Entries from a dataset
● ● ● ● ●
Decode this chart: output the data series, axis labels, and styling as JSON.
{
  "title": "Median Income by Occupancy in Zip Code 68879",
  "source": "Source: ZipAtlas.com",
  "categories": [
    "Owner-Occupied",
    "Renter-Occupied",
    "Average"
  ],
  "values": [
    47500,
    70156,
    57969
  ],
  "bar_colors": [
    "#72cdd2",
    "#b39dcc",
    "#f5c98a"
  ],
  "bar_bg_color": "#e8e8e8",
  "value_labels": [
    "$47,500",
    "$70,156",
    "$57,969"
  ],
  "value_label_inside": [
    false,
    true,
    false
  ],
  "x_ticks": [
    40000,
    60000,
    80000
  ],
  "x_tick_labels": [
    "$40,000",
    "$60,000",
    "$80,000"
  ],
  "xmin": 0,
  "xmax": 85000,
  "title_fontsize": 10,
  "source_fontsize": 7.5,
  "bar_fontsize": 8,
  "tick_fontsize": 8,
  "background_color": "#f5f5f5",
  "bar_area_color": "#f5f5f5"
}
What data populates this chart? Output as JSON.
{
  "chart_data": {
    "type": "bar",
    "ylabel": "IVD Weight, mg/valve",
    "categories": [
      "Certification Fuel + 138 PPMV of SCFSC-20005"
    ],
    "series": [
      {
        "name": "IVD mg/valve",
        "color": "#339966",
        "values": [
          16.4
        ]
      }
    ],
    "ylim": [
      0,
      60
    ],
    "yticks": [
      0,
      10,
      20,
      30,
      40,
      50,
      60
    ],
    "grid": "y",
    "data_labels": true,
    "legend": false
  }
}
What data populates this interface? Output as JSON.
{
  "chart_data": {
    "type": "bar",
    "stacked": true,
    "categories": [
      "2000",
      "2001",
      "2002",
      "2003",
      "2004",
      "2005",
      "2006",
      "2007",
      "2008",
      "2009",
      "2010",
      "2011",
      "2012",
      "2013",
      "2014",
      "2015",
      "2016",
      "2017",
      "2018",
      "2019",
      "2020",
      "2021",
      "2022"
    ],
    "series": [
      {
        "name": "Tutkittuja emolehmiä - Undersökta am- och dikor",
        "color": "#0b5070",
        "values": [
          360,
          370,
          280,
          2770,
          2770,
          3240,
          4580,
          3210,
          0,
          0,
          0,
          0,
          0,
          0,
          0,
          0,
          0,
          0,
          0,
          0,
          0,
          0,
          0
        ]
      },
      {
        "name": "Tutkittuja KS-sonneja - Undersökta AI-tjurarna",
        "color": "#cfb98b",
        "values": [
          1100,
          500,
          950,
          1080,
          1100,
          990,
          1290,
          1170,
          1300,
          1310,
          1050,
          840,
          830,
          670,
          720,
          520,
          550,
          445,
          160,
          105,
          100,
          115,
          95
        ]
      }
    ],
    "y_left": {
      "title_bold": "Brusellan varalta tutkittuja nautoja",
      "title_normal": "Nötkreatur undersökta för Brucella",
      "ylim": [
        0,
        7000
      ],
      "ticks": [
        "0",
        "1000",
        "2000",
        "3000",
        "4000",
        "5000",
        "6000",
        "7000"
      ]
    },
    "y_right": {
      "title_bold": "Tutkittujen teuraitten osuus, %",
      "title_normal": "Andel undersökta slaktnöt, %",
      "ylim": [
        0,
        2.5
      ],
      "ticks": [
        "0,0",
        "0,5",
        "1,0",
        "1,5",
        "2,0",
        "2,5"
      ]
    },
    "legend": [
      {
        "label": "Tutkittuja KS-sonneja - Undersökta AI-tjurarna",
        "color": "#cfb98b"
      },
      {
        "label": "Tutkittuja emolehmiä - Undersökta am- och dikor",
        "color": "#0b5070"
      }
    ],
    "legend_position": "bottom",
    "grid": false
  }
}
● ● ● ● ●
§ WHAT TO PRODUCE
Only the number is wanted: how many lines in the data include the string "this"?

§ CORRECT RESULT
3